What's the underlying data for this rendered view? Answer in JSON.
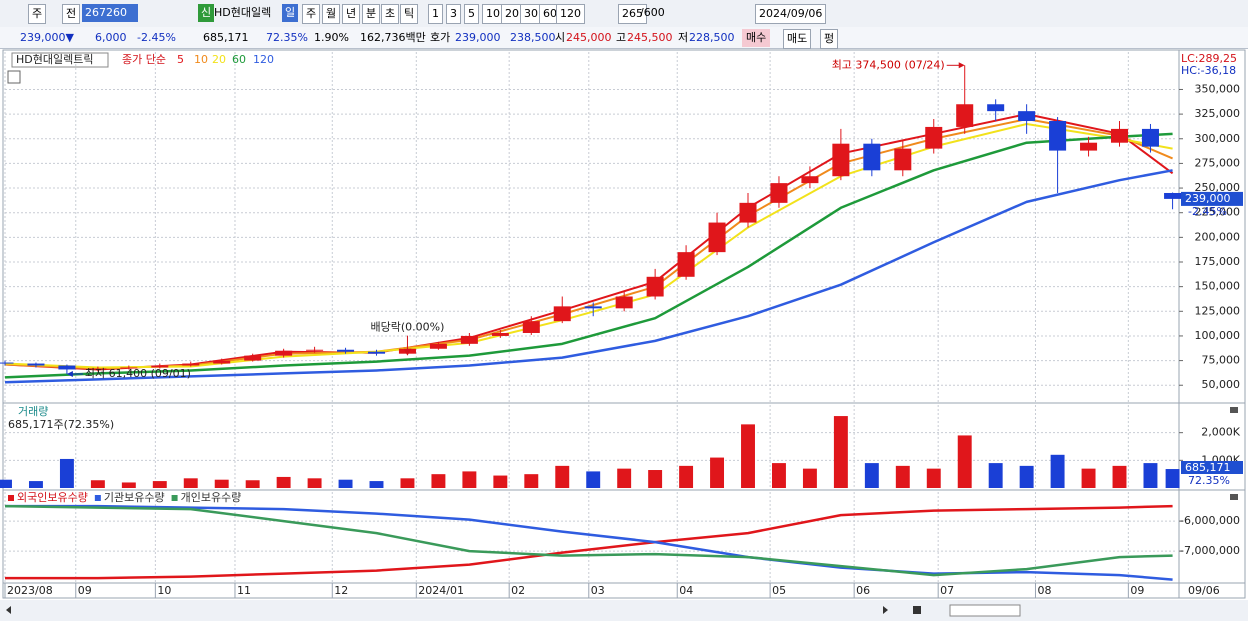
{
  "toolbar": {
    "items": [
      "주",
      "전",
      "267260",
      "신",
      "HD현대일렉",
      "일",
      "주",
      "월",
      "년",
      "분",
      "초",
      "틱",
      "1",
      "3",
      "5",
      "10",
      "20",
      "30",
      "60",
      "120",
      "265",
      "/600",
      "2024/09/06"
    ]
  },
  "info_bar": {
    "items": [
      "239,000▼",
      "6,000",
      "-2.45%",
      "685,171",
      "72.35%",
      "1.90%",
      "162,736백만",
      "호가",
      "239,000",
      "238,500",
      "시",
      "245,000",
      "고",
      "245,500",
      "저",
      "228,500",
      "매수",
      "매도",
      "펑"
    ]
  },
  "x_axis": {
    "xlim": [
      0,
      265
    ],
    "ticks": [
      {
        "value": 0,
        "label": "2023/08"
      },
      {
        "value": 16,
        "label": "09"
      },
      {
        "value": 34,
        "label": "10"
      },
      {
        "value": 52,
        "label": "11"
      },
      {
        "value": 74,
        "label": "12"
      },
      {
        "value": 93,
        "label": "2024/01"
      },
      {
        "value": 114,
        "label": "02"
      },
      {
        "value": 132,
        "label": "03"
      },
      {
        "value": 152,
        "label": "04"
      },
      {
        "value": 173,
        "label": "05"
      },
      {
        "value": 192,
        "label": "06"
      },
      {
        "value": 211,
        "label": "07"
      },
      {
        "value": 233,
        "label": "08"
      },
      {
        "value": 254,
        "label": "09"
      }
    ],
    "end_label": "09/06"
  },
  "chart_data": [
    {
      "type": "candlestick",
      "title": "HD현대일렉트릭",
      "indicator": "종가 단순",
      "up_color": "#e0161b",
      "down_color": "#1a3fd6",
      "x": [
        0,
        7,
        14,
        21,
        28,
        35,
        42,
        49,
        56,
        63,
        70,
        77,
        84,
        91,
        98,
        105,
        112,
        119,
        126,
        133,
        140,
        147,
        154,
        161,
        168,
        175,
        182,
        189,
        196,
        203,
        210,
        217,
        224,
        231,
        238,
        245,
        252,
        259,
        264
      ],
      "open": [
        73000,
        72000,
        70000,
        66000,
        67000,
        68000,
        70000,
        72000,
        75000,
        80000,
        85000,
        86000,
        84000,
        82000,
        87000,
        92000,
        100000,
        103000,
        115000,
        130000,
        128000,
        140000,
        160000,
        185000,
        215000,
        235000,
        255000,
        262000,
        295000,
        268000,
        290000,
        312000,
        335000,
        328000,
        318000,
        288000,
        296000,
        310000,
        245000
      ],
      "high": [
        75000,
        73000,
        71000,
        69000,
        70000,
        72000,
        74000,
        77000,
        82000,
        87000,
        89000,
        88000,
        86000,
        89000,
        94000,
        103000,
        106000,
        120000,
        140000,
        134000,
        145000,
        168000,
        192000,
        225000,
        245000,
        262000,
        272000,
        310000,
        300000,
        298000,
        320000,
        374500,
        340000,
        335000,
        322000,
        302000,
        318000,
        315000,
        245500
      ],
      "low": [
        70000,
        68000,
        61400,
        64000,
        66000,
        67000,
        69000,
        71000,
        74000,
        78000,
        83000,
        82000,
        80000,
        81000,
        86000,
        90000,
        98000,
        101000,
        113000,
        120000,
        125000,
        137000,
        157000,
        182000,
        210000,
        230000,
        250000,
        258000,
        262000,
        262000,
        285000,
        305000,
        318000,
        305000,
        245000,
        282000,
        292000,
        286000,
        228500
      ],
      "close": [
        72000,
        70000,
        66000,
        67000,
        68000,
        70000,
        72000,
        75000,
        80000,
        85000,
        86000,
        84000,
        82000,
        87000,
        92000,
        100000,
        103000,
        115000,
        130000,
        128000,
        140000,
        160000,
        185000,
        215000,
        235000,
        255000,
        262000,
        295000,
        268000,
        290000,
        312000,
        335000,
        328000,
        318000,
        288000,
        296000,
        310000,
        292000,
        239000
      ],
      "series": [
        {
          "name": "5",
          "color": "#e0161b",
          "x": [
            0,
            21,
            42,
            63,
            84,
            105,
            126,
            147,
            168,
            189,
            210,
            231,
            252,
            264
          ],
          "values": [
            71000,
            66000,
            71000,
            84000,
            83000,
            98000,
            126000,
            155000,
            230000,
            285000,
            305000,
            325000,
            305000,
            265000
          ]
        },
        {
          "name": "10",
          "color": "#f08a1c",
          "x": [
            0,
            21,
            42,
            63,
            84,
            105,
            126,
            147,
            168,
            189,
            210,
            231,
            252,
            264
          ],
          "values": [
            71000,
            67000,
            70000,
            82000,
            84000,
            96000,
            122000,
            150000,
            222000,
            275000,
            300000,
            320000,
            303000,
            280000
          ]
        },
        {
          "name": "20",
          "color": "#f2e21b",
          "x": [
            0,
            21,
            42,
            63,
            84,
            105,
            126,
            147,
            168,
            189,
            210,
            231,
            252,
            264
          ],
          "values": [
            72000,
            68000,
            69000,
            79000,
            84000,
            93000,
            116000,
            142000,
            210000,
            262000,
            292000,
            315000,
            300000,
            290000
          ]
        },
        {
          "name": "60",
          "color": "#1e9a3a",
          "x": [
            0,
            21,
            42,
            63,
            84,
            105,
            126,
            147,
            168,
            189,
            210,
            231,
            252,
            264
          ],
          "values": [
            58000,
            62000,
            65000,
            70000,
            74000,
            80000,
            92000,
            118000,
            170000,
            230000,
            268000,
            296000,
            302000,
            305000
          ]
        },
        {
          "name": "120",
          "color": "#2f5ce0",
          "x": [
            0,
            21,
            42,
            63,
            84,
            105,
            126,
            147,
            168,
            189,
            210,
            231,
            252,
            264
          ],
          "values": [
            53000,
            56000,
            59000,
            62000,
            65000,
            70000,
            78000,
            95000,
            120000,
            152000,
            195000,
            236000,
            258000,
            268000
          ]
        }
      ],
      "ylim": [
        33000,
        388000
      ],
      "yticks": [
        {
          "value": 50000,
          "label": "50,000"
        },
        {
          "value": 75000,
          "label": "75,000"
        },
        {
          "value": 100000,
          "label": "100,000"
        },
        {
          "value": 125000,
          "label": "125,000"
        },
        {
          "value": 150000,
          "label": "150,000"
        },
        {
          "value": 175000,
          "label": "175,000"
        },
        {
          "value": 200000,
          "label": "200,000"
        },
        {
          "value": 225000,
          "label": "225,000"
        },
        {
          "value": 250000,
          "label": "250,000"
        },
        {
          "value": 275000,
          "label": "275,000"
        },
        {
          "value": 300000,
          "label": "300,000"
        },
        {
          "value": 325000,
          "label": "325,000"
        },
        {
          "value": 350000,
          "label": "350,000"
        }
      ],
      "annotations": [
        {
          "text": "최고 374,500 (07/24)",
          "x": 217,
          "y": 374500,
          "direction": "left"
        },
        {
          "text": "최저 61,400 (09/01)",
          "x": 14,
          "y": 61400,
          "direction": "right"
        },
        {
          "text": "배당락(0.00%)",
          "x": 91,
          "y": 80000,
          "direction": "down"
        }
      ],
      "right_labels": {
        "lc": "LC:289,25",
        "hc": "HC:-36,18",
        "last": "239,000",
        "change": "-2.45%"
      }
    },
    {
      "type": "bar",
      "title": "거래량",
      "subtitle": "685,171주(72.35%)",
      "x": [
        0,
        7,
        14,
        21,
        28,
        35,
        42,
        49,
        56,
        63,
        70,
        77,
        84,
        91,
        98,
        105,
        112,
        119,
        126,
        133,
        140,
        147,
        154,
        161,
        168,
        175,
        182,
        189,
        196,
        203,
        210,
        217,
        224,
        231,
        238,
        245,
        252,
        259,
        264
      ],
      "values": [
        300000,
        250000,
        1050000,
        280000,
        200000,
        250000,
        350000,
        300000,
        280000,
        400000,
        350000,
        300000,
        250000,
        350000,
        500000,
        600000,
        450000,
        500000,
        800000,
        600000,
        700000,
        650000,
        800000,
        1100000,
        2300000,
        900000,
        700000,
        2600000,
        900000,
        800000,
        700000,
        1900000,
        900000,
        800000,
        1200000,
        700000,
        800000,
        900000,
        685171
      ],
      "ylim": [
        0,
        3000000
      ],
      "yticks": [
        {
          "value": 1000000,
          "label": "1,000K"
        },
        {
          "value": 2000000,
          "label": "2,000K"
        }
      ],
      "right_labels": {
        "last": "685,171",
        "ratio": "72.35%"
      }
    },
    {
      "type": "line",
      "series": [
        {
          "name": "외국인보유수량",
          "color": "#e0161b",
          "x": [
            0,
            21,
            42,
            63,
            84,
            105,
            126,
            147,
            168,
            189,
            210,
            231,
            252,
            264
          ],
          "values": [
            -7900000,
            -7900000,
            -7850000,
            -7750000,
            -7650000,
            -7450000,
            -7050000,
            -6700000,
            -6400000,
            -5800000,
            -5650000,
            -5600000,
            -5550000,
            -5500000
          ]
        },
        {
          "name": "기관보유수량",
          "color": "#2f5ce0",
          "x": [
            0,
            21,
            42,
            63,
            84,
            105,
            126,
            147,
            168,
            189,
            210,
            231,
            252,
            264
          ],
          "values": [
            -5500000,
            -5500000,
            -5550000,
            -5600000,
            -5750000,
            -5950000,
            -6350000,
            -6700000,
            -7200000,
            -7550000,
            -7750000,
            -7700000,
            -7800000,
            -7950000
          ]
        },
        {
          "name": "개인보유수량",
          "color": "#3a9a5a",
          "x": [
            0,
            21,
            42,
            63,
            84,
            105,
            126,
            147,
            168,
            189,
            210,
            231,
            252,
            264
          ],
          "values": [
            -5500000,
            -5550000,
            -5600000,
            -6000000,
            -6400000,
            -7000000,
            -7150000,
            -7100000,
            -7200000,
            -7500000,
            -7800000,
            -7600000,
            -7200000,
            -7150000
          ]
        }
      ],
      "ylim": [
        -8030000,
        -5030000
      ],
      "yticks": [
        {
          "value": -6000000,
          "label": "-6,000,000"
        },
        {
          "value": -7000000,
          "label": "-7,000,000"
        }
      ]
    }
  ]
}
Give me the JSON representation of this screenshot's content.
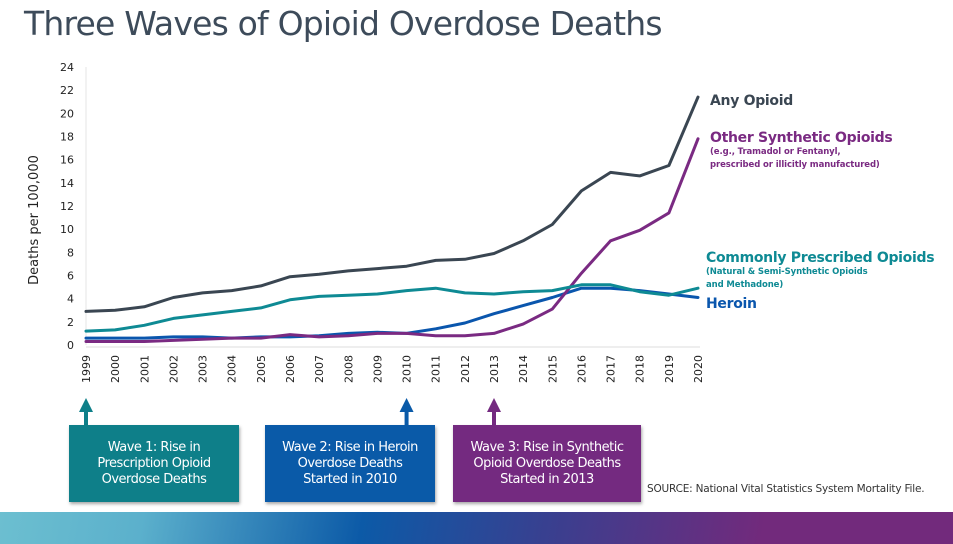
{
  "title": "Three Waves of Opioid Overdose Deaths",
  "colors": {
    "any_opioid": "#3a4652",
    "synthetic": "#7a2a82",
    "prescribed": "#0e8a94",
    "heroin": "#0a56ad",
    "wave1": "#0e7f89",
    "wave2": "#0a5aa8",
    "wave3": "#742a80"
  },
  "chart_data": {
    "type": "line",
    "title": "Three Waves of Opioid Overdose Deaths",
    "xlabel": "",
    "ylabel": "Deaths per 100,000",
    "ylim": [
      0,
      24
    ],
    "yticks": [
      "0",
      "2",
      "4",
      "6",
      "8",
      "10",
      "12",
      "14",
      "16",
      "18",
      "20",
      "22",
      "24"
    ],
    "grid": false,
    "x": [
      "1999",
      "2000",
      "2001",
      "2002",
      "2003",
      "2004",
      "2005",
      "2006",
      "2007",
      "2008",
      "2009",
      "2010",
      "2011",
      "2012",
      "2013",
      "2014",
      "2015",
      "2016",
      "2017",
      "2018",
      "2019",
      "2020"
    ],
    "series": [
      {
        "key": "any",
        "name": "Any Opioid",
        "sub": [],
        "values": [
          2.9,
          3.0,
          3.3,
          4.1,
          4.5,
          4.7,
          5.1,
          5.9,
          6.1,
          6.4,
          6.6,
          6.8,
          7.3,
          7.4,
          7.9,
          9.0,
          10.4,
          13.3,
          14.9,
          14.6,
          15.5,
          21.4
        ]
      },
      {
        "key": "synthetic",
        "name": "Other Synthetic Opioids",
        "sub": [
          "(e.g., Tramadol or Fentanyl,",
          "prescribed or illicitly manufactured)"
        ],
        "values": [
          0.3,
          0.3,
          0.3,
          0.4,
          0.5,
          0.6,
          0.6,
          0.9,
          0.7,
          0.8,
          1.0,
          1.0,
          0.8,
          0.8,
          1.0,
          1.8,
          3.1,
          6.2,
          9.0,
          9.9,
          11.4,
          17.8
        ]
      },
      {
        "key": "prescribed",
        "name": "Commonly Prescribed Opioids",
        "sub": [
          "(Natural & Semi-Synthetic Opioids",
          "and Methadone)"
        ],
        "values": [
          1.2,
          1.3,
          1.7,
          2.3,
          2.6,
          2.9,
          3.2,
          3.9,
          4.2,
          4.3,
          4.4,
          4.7,
          4.9,
          4.5,
          4.4,
          4.6,
          4.7,
          5.2,
          5.2,
          4.6,
          4.3,
          4.9
        ]
      },
      {
        "key": "heroin",
        "name": "Heroin",
        "sub": [],
        "values": [
          0.6,
          0.6,
          0.6,
          0.7,
          0.7,
          0.6,
          0.7,
          0.7,
          0.8,
          1.0,
          1.1,
          1.0,
          1.4,
          1.9,
          2.7,
          3.4,
          4.1,
          4.9,
          4.9,
          4.7,
          4.4,
          4.1
        ]
      }
    ],
    "annotations": [
      {
        "key": "wave1",
        "year": "1999",
        "text": [
          "Wave 1: Rise in",
          "Prescription Opioid",
          "Overdose Deaths"
        ]
      },
      {
        "key": "wave2",
        "year": "2010",
        "text": [
          "Wave 2: Rise in Heroin",
          "Overdose Deaths",
          "Started in 2010"
        ]
      },
      {
        "key": "wave3",
        "year": "2013",
        "text": [
          "Wave 3: Rise in Synthetic",
          "Opioid Overdose Deaths",
          "Started in 2013"
        ]
      }
    ]
  },
  "source": "SOURCE: National Vital Statistics System Mortality File."
}
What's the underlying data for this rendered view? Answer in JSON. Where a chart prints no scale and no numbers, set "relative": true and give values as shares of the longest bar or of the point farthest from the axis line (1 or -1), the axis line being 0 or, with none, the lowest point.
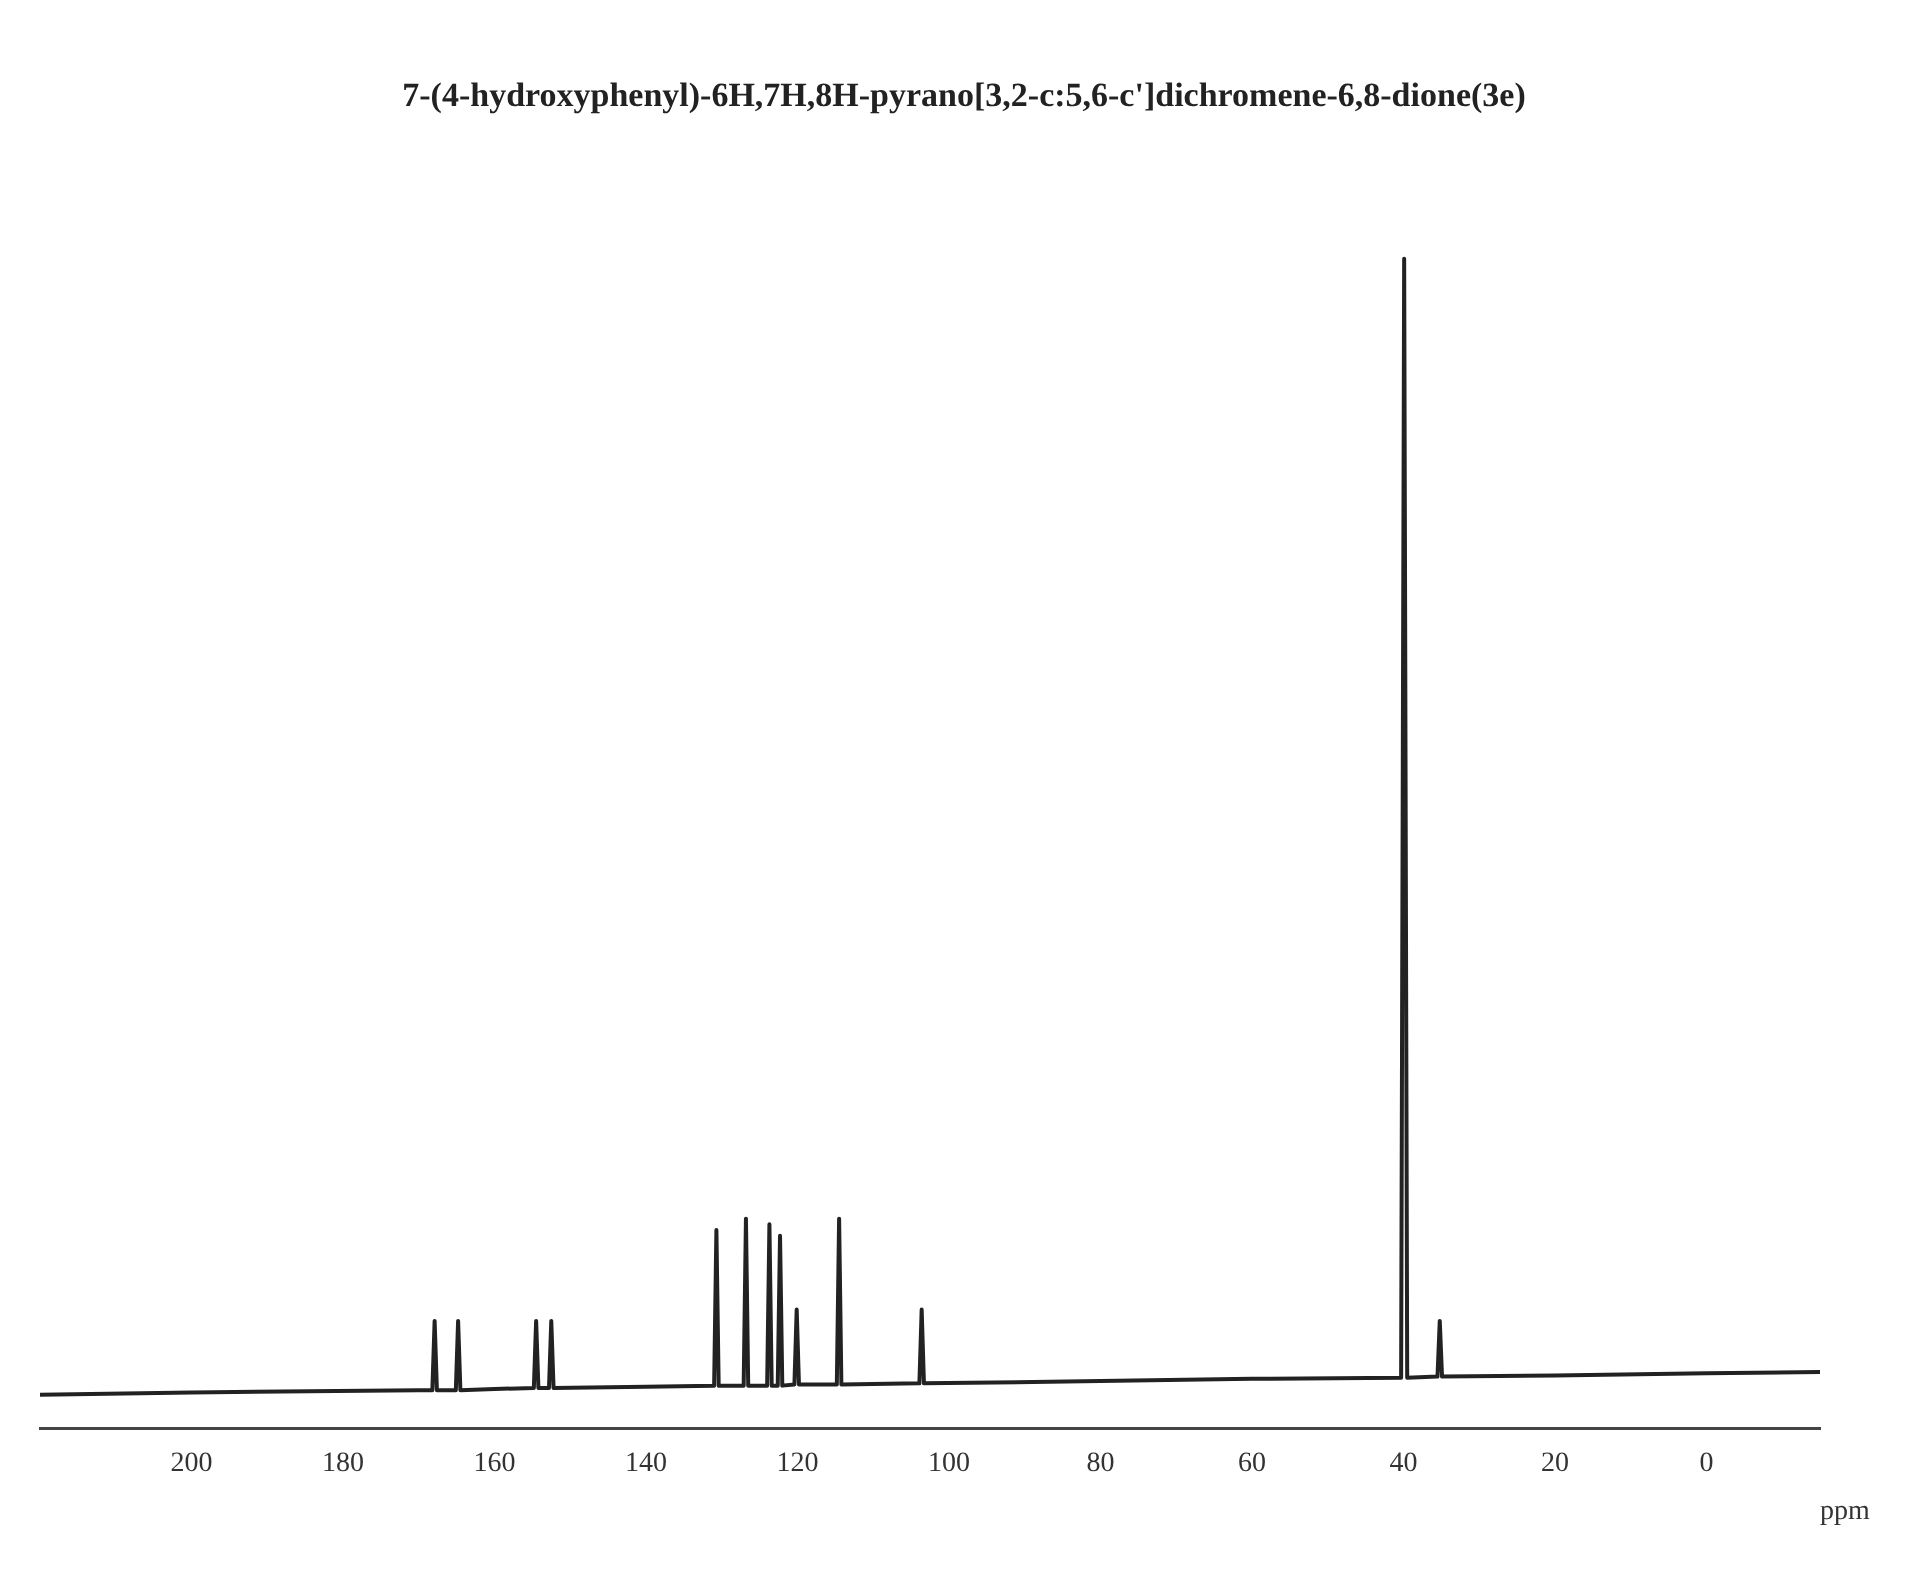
{
  "chart_data": {
    "type": "line",
    "title": "7-(4-hydroxyphenyl)-6H,7H,8H-pyrano[3,2-c:5,6-c']dichromene-6,8-dione(3e)",
    "xlabel": "ppm",
    "relative": true,
    "tick_labels": "x",
    "grid": false,
    "legend": false,
    "marker": "none",
    "line_style": "solid",
    "xlim": [
      220,
      -15
    ],
    "xticks": [
      200,
      180,
      160,
      140,
      120,
      100,
      80,
      60,
      40,
      20,
      0
    ],
    "series": [
      {
        "color": "#222222",
        "x": [
          220,
          200,
          170,
          168.2,
          167.9,
          167.6,
          165.1,
          164.8,
          164.5,
          160,
          154.8,
          154.5,
          154.2,
          152.8,
          152.5,
          152.2,
          140,
          131,
          130.7,
          130.4,
          127.1,
          126.8,
          126.5,
          124,
          123.7,
          123.4,
          122.6,
          122.3,
          122,
          120.4,
          120.1,
          119.8,
          114.8,
          114.5,
          114.2,
          103.9,
          103.6,
          103.3,
          80,
          60,
          40.3,
          39.9,
          39.5,
          35.5,
          35.2,
          34.9,
          20,
          0,
          -15
        ],
        "values": [
          0,
          0.002,
          0.004,
          0.004,
          0.065,
          0.004,
          0.004,
          0.065,
          0.004,
          0.005,
          0.006,
          0.065,
          0.006,
          0.006,
          0.065,
          0.006,
          0.007,
          0.008,
          0.145,
          0.008,
          0.008,
          0.155,
          0.008,
          0.008,
          0.15,
          0.008,
          0.008,
          0.14,
          0.008,
          0.009,
          0.075,
          0.009,
          0.009,
          0.155,
          0.009,
          0.01,
          0.075,
          0.01,
          0.012,
          0.014,
          0.015,
          1,
          0.015,
          0.016,
          0.065,
          0.016,
          0.017,
          0.019,
          0.02
        ]
      }
    ]
  }
}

▶ [Exercise instructions]:
Copy each line of the listing that contains the string "Deaths".

▶ [Result for this exercise]:
  "title": "Three Waves of Opioid Overdose Deaths",
    "title": "Three Waves of Opioid Overdose Deaths",
    "ylabel": "Deaths per 100,000",
          "Overdose Deaths"
          "Overdose Deaths",
          "Opioid Overdose Deaths",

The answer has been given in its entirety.